Stored items from a collection
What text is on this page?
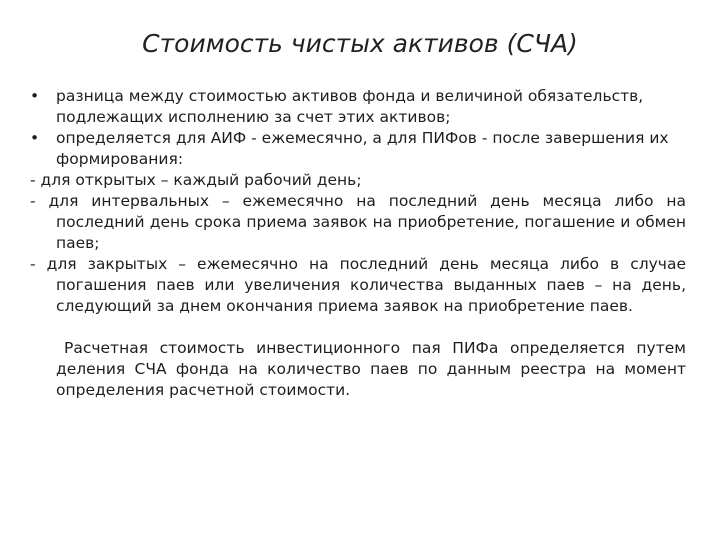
Стоимость чистых активов (СЧА)
•	разница между стоимостью активов фонда и величиной обязательств, подлежащих исполнению за счет этих активов;
•	определяется для АИФ - ежемесячно, а для ПИФов - после завершения их формирования:
- для открытых – каждый рабочий день;
- для интервальных – ежемесячно на последний день месяца либо на последний день срока приема заявок на приобретение, погашение и обмен паев;
- для закрытых – ежемесячно на последний день месяца либо в случае погашения паев или увеличения количества выданных паев – на день, следующий за днем окончания приема заявок на приобретение паев.
Расчетная стоимость инвестиционного пая ПИФа определяется путем деления СЧА фонда на количество паев по данным реестра на момент определения расчетной стоимости.
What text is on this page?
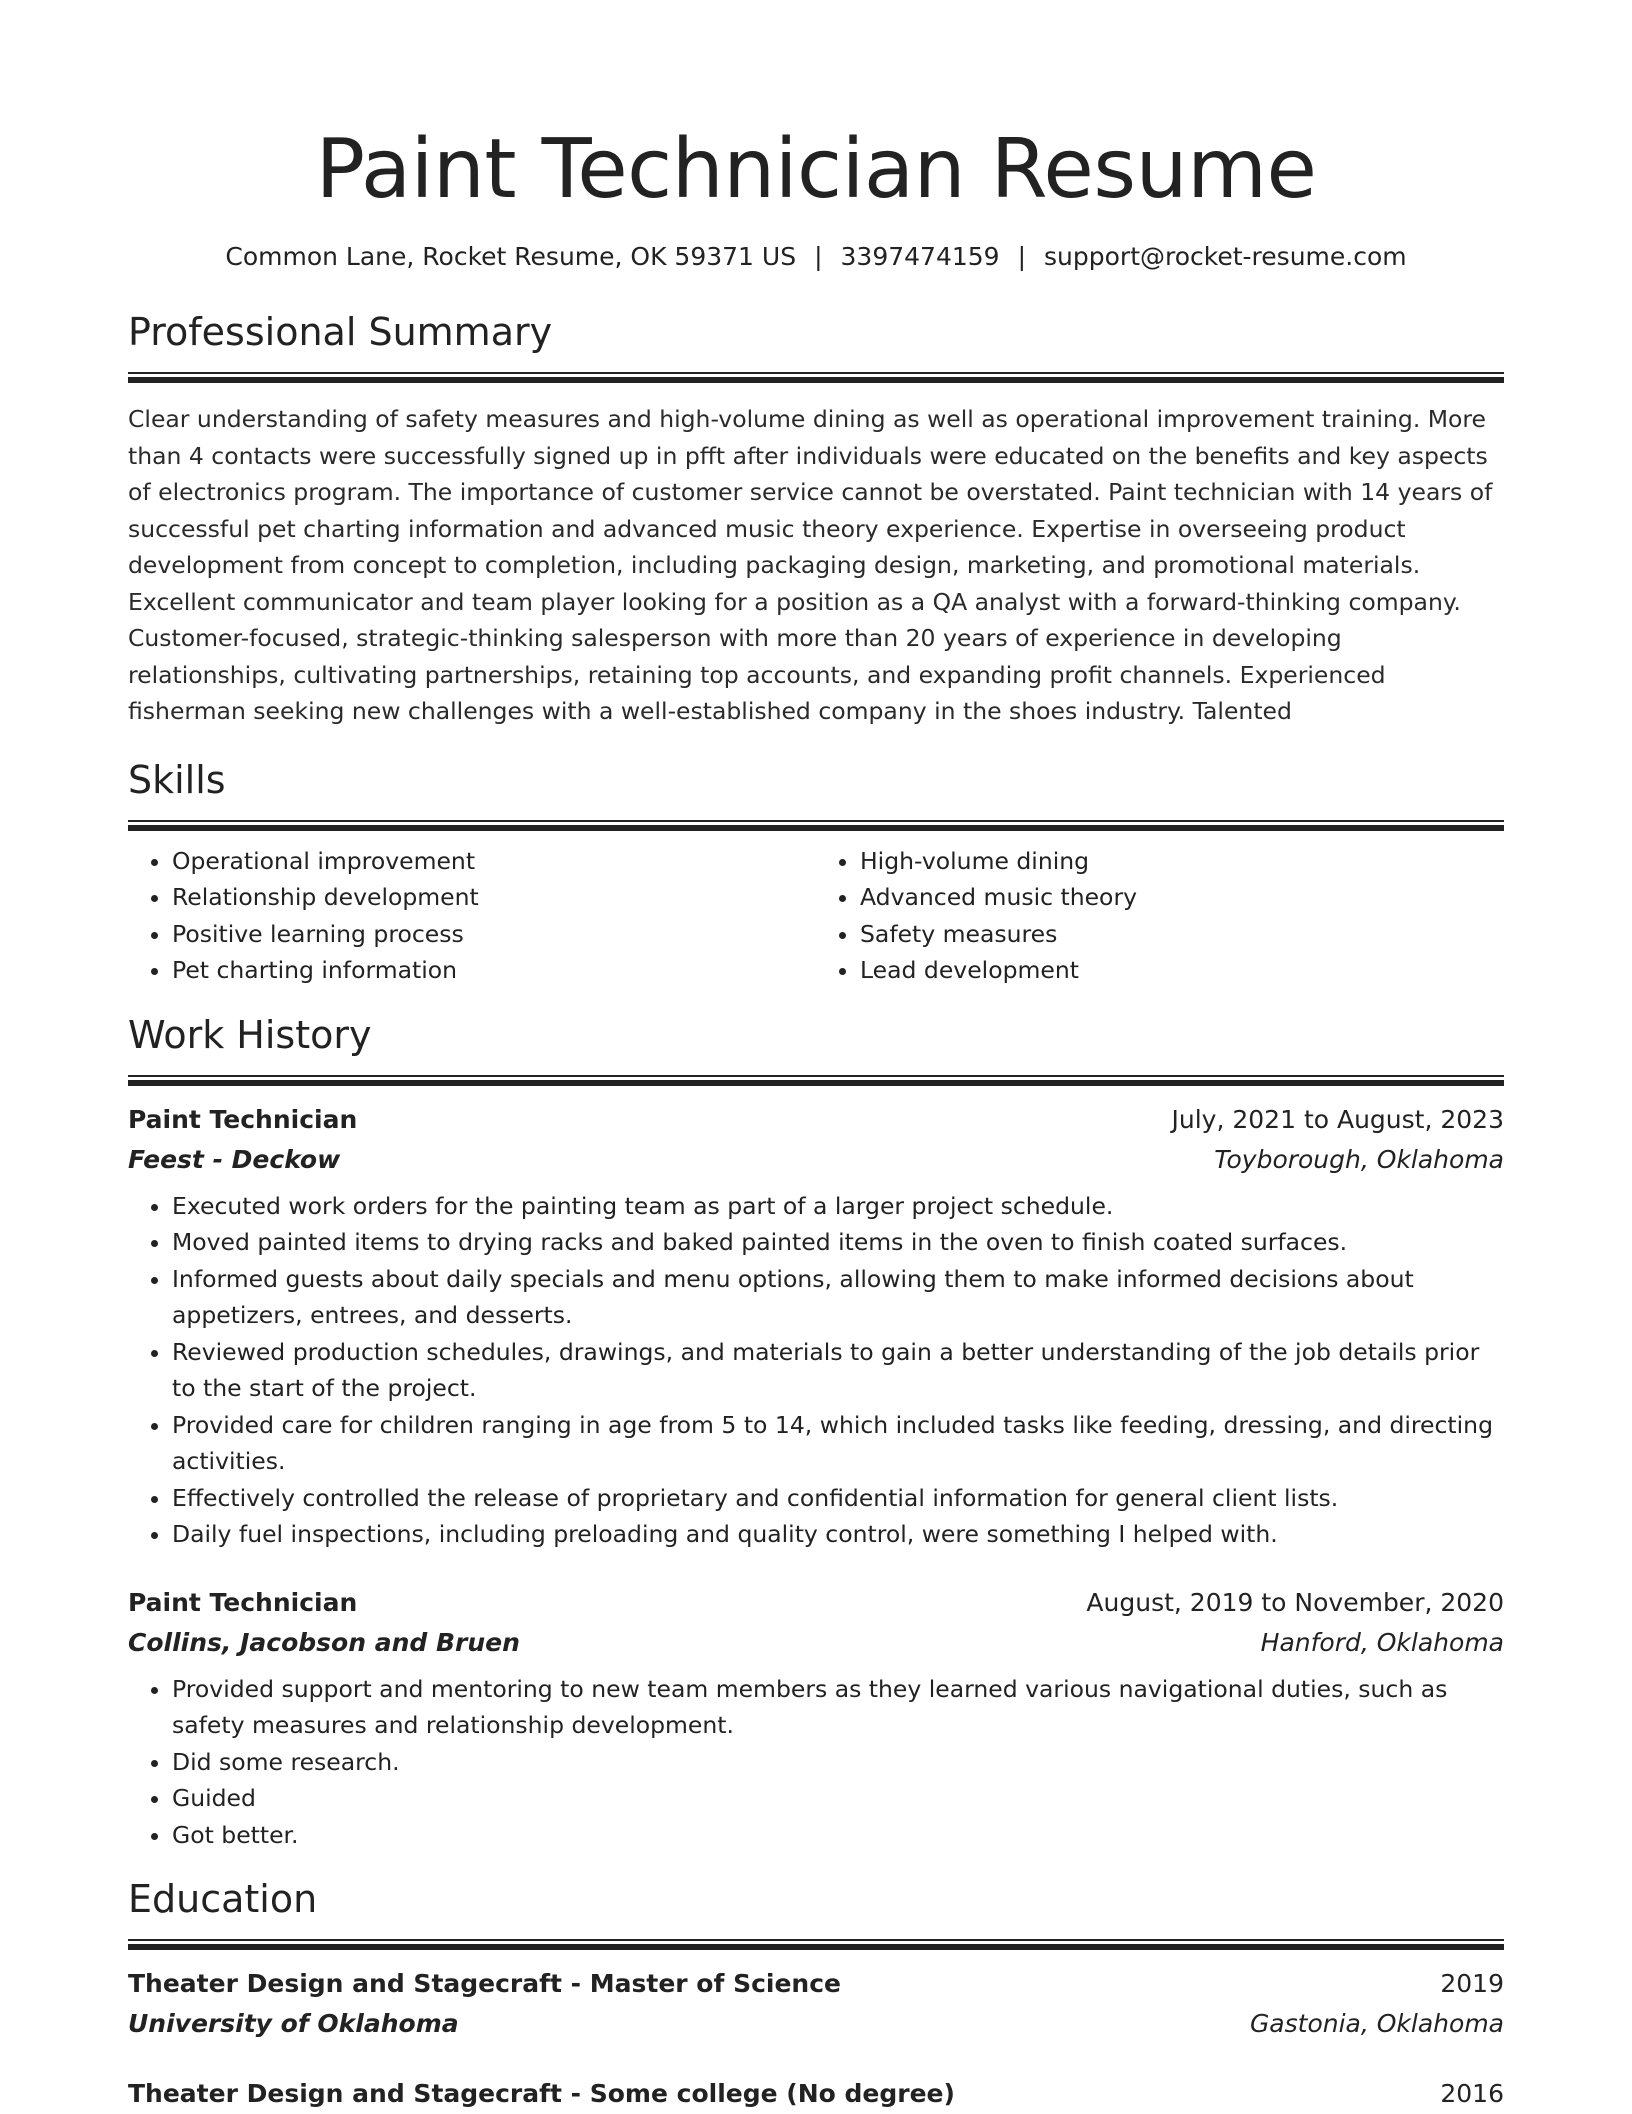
Paint Technician Resume
Common Lane, Rocket Resume, OK 59371 US | 3397474159 | support@rocket-resume.com
Professional Summary

Clear understanding of safety measures and high-volume dining as well as operational improvement training. More than 4 contacts were successfully signed up in pfft after individuals were educated on the benefits and key aspects of electronics program. The importance of customer service cannot be overstated. Paint technician with 14 years of successful pet charting information and advanced music theory experience. Expertise in overseeing product development from concept to completion, including packaging design, marketing, and promotional materials. Excellent communicator and team player looking for a position as a QA analyst with a forward-thinking company. Customer-focused, strategic-thinking salesperson with more than 20 years of experience in developing relationships, cultivating partnerships, retaining top accounts, and expanding profit channels. Experienced fisherman seeking new challenges with a well-established company in the shoes industry. Talented

Skills
• Operational improvement
• Relationship development
• Positive learning process
• Pet charting information
• High-volume dining
• Advanced music theory
• Safety measures
• Lead development
Work History
Paint Technician	July, 2021 to August, 2023
Feest - Deckow	Toyborough, Oklahoma
• Executed work orders for the painting team as part of a larger project schedule.
• Moved painted items to drying racks and baked painted items in the oven to finish coated surfaces.
• Informed guests about daily specials and menu options, allowing them to make informed decisions about appetizers, entrees, and desserts.
• Reviewed production schedules, drawings, and materials to gain a better understanding of the job details prior to the start of the project.
• Provided care for children ranging in age from 5 to 14, which included tasks like feeding, dressing, and directing activities.
• Effectively controlled the release of proprietary and confidential information for general client lists.
• Daily fuel inspections, including preloading and quality control, were something I helped with.
Paint Technician	August, 2019 to November, 2020
Collins, Jacobson and Bruen	Hanford, Oklahoma
• Provided support and mentoring to new team members as they learned various navigational duties, such as safety measures and relationship development.
• Did some research.
• Guided
• Got better.
Education
Theater Design and Stagecraft - Master of Science	2019
University of Oklahoma	Gastonia, Oklahoma
Theater Design and Stagecraft - Some college (No degree)	2016
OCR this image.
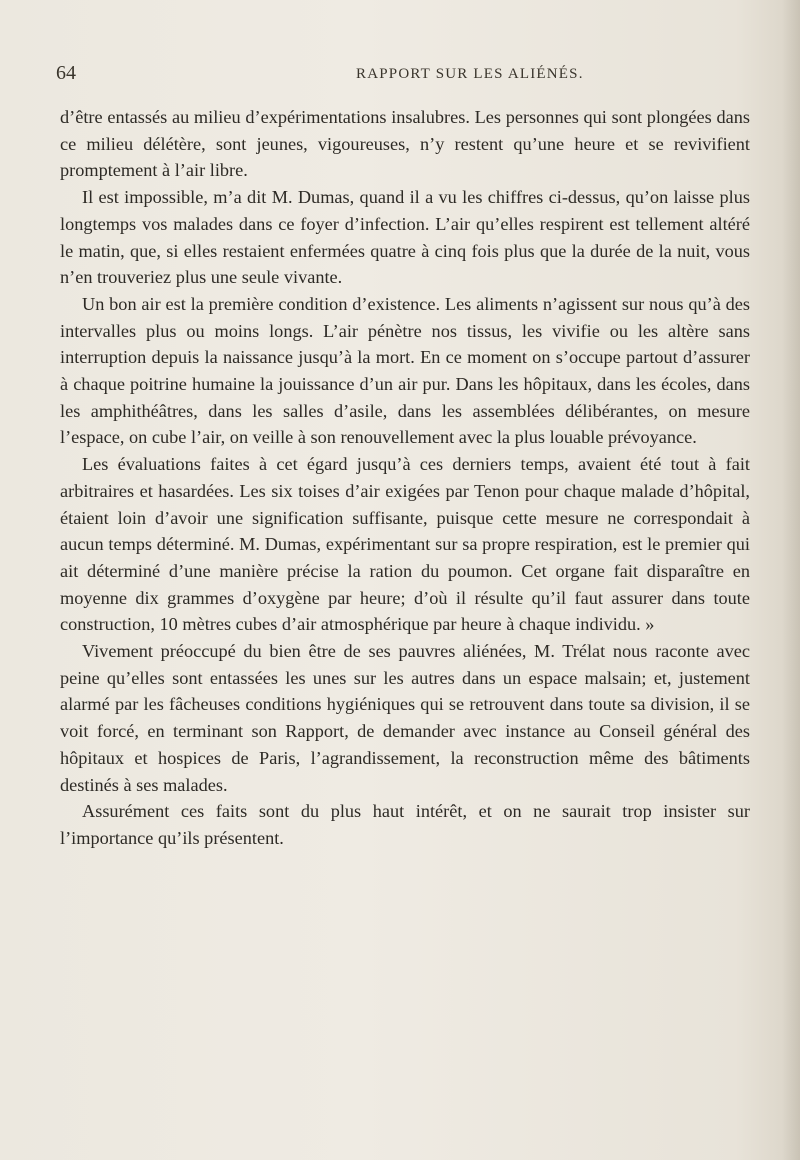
64	RAPPORT SUR LES ALIÉNÉS.

d’être entassés au milieu d’expérimentations insalubres. Les personnes qui sont plongées dans ce milieu délétère, sont jeunes, vigoureuses, n’y restent qu’une heure et se revivifient promptement à l’air libre.

Il est impossible, m’a dit M. Dumas, quand il a vu les chiffres ci-dessus, qu’on laisse plus longtemps vos malades dans ce foyer d’infection. L’air qu’elles respirent est tellement altéré le matin, que, si elles restaient enfermées quatre à cinq fois plus que la durée de la nuit, vous n’en trouveriez plus une seule vivante.

Un bon air est la première condition d’existence. Les aliments n’agissent sur nous qu’à des intervalles plus ou moins longs. L’air pénètre nos tissus, les vivifie ou les altère sans interruption depuis la naissance jusqu’à la mort. En ce moment on s’occupe partout d’assurer à chaque poitrine humaine la jouissance d’un air pur. Dans les hôpitaux, dans les écoles, dans les amphithéâtres, dans les salles d’asile, dans les assemblées délibérantes, on mesure l’espace, on cube l’air, on veille à son renouvellement avec la plus louable prévoyance.

Les évaluations faites à cet égard jusqu’à ces derniers temps, avaient été tout à fait arbitraires et hasardées. Les six toises d’air exigées par Tenon pour chaque malade d’hôpital, étaient loin d’avoir une signification suffisante, puisque cette mesure ne correspondait à aucun temps déterminé. M. Dumas, expérimentant sur sa propre respiration, est le premier qui ait déterminé d’une manière précise la ration du poumon. Cet organe fait disparaître en moyenne dix grammes d’oxygène par heure; d’où il résulte qu’il faut assurer dans toute construction, 10 mètres cubes d’air atmosphérique par heure à chaque individu. »

Vivement préoccupé du bien être de ses pauvres aliénées, M. Trélat nous raconte avec peine qu’elles sont entassées les unes sur les autres dans un espace malsain; et, justement alarmé par les fâcheuses conditions hygiéniques qui se retrouvent dans toute sa division, il se voit forcé, en terminant son Rapport, de demander avec instance au Conseil général des hôpitaux et hospices de Paris, l’agrandissement, la reconstruction même des bâtiments destinés à ses malades.

Assurément ces faits sont du plus haut intérêt, et on ne saurait trop insister sur l’importance qu’ils présentent.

Your task
Repeat the data exactly, dropping every picture it holds.

Finished task
What text is on this page?
Стоимость чистых активов (СЧА)
•	разница между стоимостью активов фонда и величиной обязательств, подлежащих исполнению за счет этих активов;
•	определяется для АИФ - ежемесячно, а для ПИФов - после завершения их формирования:
- для открытых – каждый рабочий день;
- для интервальных – ежемесячно на последний день месяца либо на последний день срока приема заявок на приобретение, погашение и обмен паев;
- для закрытых – ежемесячно на последний день месяца либо в случае погашения паев или увеличения количества выданных паев – на день, следующий за днем окончания приема заявок на приобретение паев.
Расчетная стоимость инвестиционного пая ПИФа определяется путем деления СЧА фонда на количество паев по данным реестра на момент определения расчетной стоимости.
What text is on this page?
Paint Technician Resume
Common Lane, Rocket Resume, OK 59371 US | 3397474159 | support@rocket-resume.com
Professional Summary

Clear understanding of safety measures and high-volume dining as well as operational improvement training. More than 4 contacts were successfully signed up in pfft after individuals were educated on the benefits and key aspects of electronics program. The importance of customer service cannot be overstated. Paint technician with 14 years of successful pet charting information and advanced music theory experience. Expertise in overseeing product development from concept to completion, including packaging design, marketing, and promotional materials. Excellent communicator and team player looking for a position as a QA analyst with a forward-thinking company. Customer-focused, strategic-thinking salesperson with more than 20 years of experience in developing relationships, cultivating partnerships, retaining top accounts, and expanding profit channels. Experienced fisherman seeking new challenges with a well-established company in the shoes industry. Talented

Skills
• Operational improvement
• Relationship development
• Positive learning process
• Pet charting information
• High-volume dining
• Advanced music theory
• Safety measures
• Lead development
Work History
Paint Technician	July, 2021 to August, 2023
Feest - Deckow	Toyborough, Oklahoma
• Executed work orders for the painting team as part of a larger project schedule.
• Moved painted items to drying racks and baked painted items in the oven to finish coated surfaces.
• Informed guests about daily specials and menu options, allowing them to make informed decisions about appetizers, entrees, and desserts.
• Reviewed production schedules, drawings, and materials to gain a better understanding of the job details prior to the start of the project.
• Provided care for children ranging in age from 5 to 14, which included tasks like feeding, dressing, and directing activities.
• Effectively controlled the release of proprietary and confidential information for general client lists.
• Daily fuel inspections, including preloading and quality control, were something I helped with.
Paint Technician	August, 2019 to November, 2020
Collins, Jacobson and Bruen	Hanford, Oklahoma
• Provided support and mentoring to new team members as they learned various navigational duties, such as safety measures and relationship development.
• Did some research.
• Guided
• Got better.
Education
Theater Design and Stagecraft - Master of Science	2019
University of Oklahoma	Gastonia, Oklahoma
Theater Design and Stagecraft - Some college (No degree)	2016
OCR this image.
64	RAPPORT SUR LES ALIÉNÉS.

d’être entassés au milieu d’expérimentations insalubres. Les personnes qui sont plongées dans ce milieu délétère, sont jeunes, vigoureuses, n’y restent qu’une heure et se revivifient promptement à l’air libre.

Il est impossible, m’a dit M. Dumas, quand il a vu les chiffres ci-dessus, qu’on laisse plus longtemps vos malades dans ce foyer d’infection. L’air qu’elles respirent est tellement altéré le matin, que, si elles restaient enfermées quatre à cinq fois plus que la durée de la nuit, vous n’en trouveriez plus une seule vivante.

Un bon air est la première condition d’existence. Les aliments n’agissent sur nous qu’à des intervalles plus ou moins longs. L’air pénètre nos tissus, les vivifie ou les altère sans interruption depuis la naissance jusqu’à la mort. En ce moment on s’occupe partout d’assurer à chaque poitrine humaine la jouissance d’un air pur. Dans les hôpitaux, dans les écoles, dans les amphithéâtres, dans les salles d’asile, dans les assemblées délibérantes, on mesure l’espace, on cube l’air, on veille à son renouvellement avec la plus louable prévoyance.

Les évaluations faites à cet égard jusqu’à ces derniers temps, avaient été tout à fait arbitraires et hasardées. Les six toises d’air exigées par Tenon pour chaque malade d’hôpital, étaient loin d’avoir une signification suffisante, puisque cette mesure ne correspondait à aucun temps déterminé. M. Dumas, expérimentant sur sa propre respiration, est le premier qui ait déterminé d’une manière précise la ration du poumon. Cet organe fait disparaître en moyenne dix grammes d’oxygène par heure; d’où il résulte qu’il faut assurer dans toute construction, 10 mètres cubes d’air atmosphérique par heure à chaque individu. »

Vivement préoccupé du bien être de ses pauvres aliénées, M. Trélat nous raconte avec peine qu’elles sont entassées les unes sur les autres dans un espace malsain; et, justement alarmé par les fâcheuses conditions hygiéniques qui se retrouvent dans toute sa division, il se voit forcé, en terminant son Rapport, de demander avec instance au Conseil général des hôpitaux et hospices de Paris, l’agrandissement, la reconstruction même des bâtiments destinés à ses malades.

Assurément ces faits sont du plus haut intérêt, et on ne saurait trop insister sur l’importance qu’ils présentent.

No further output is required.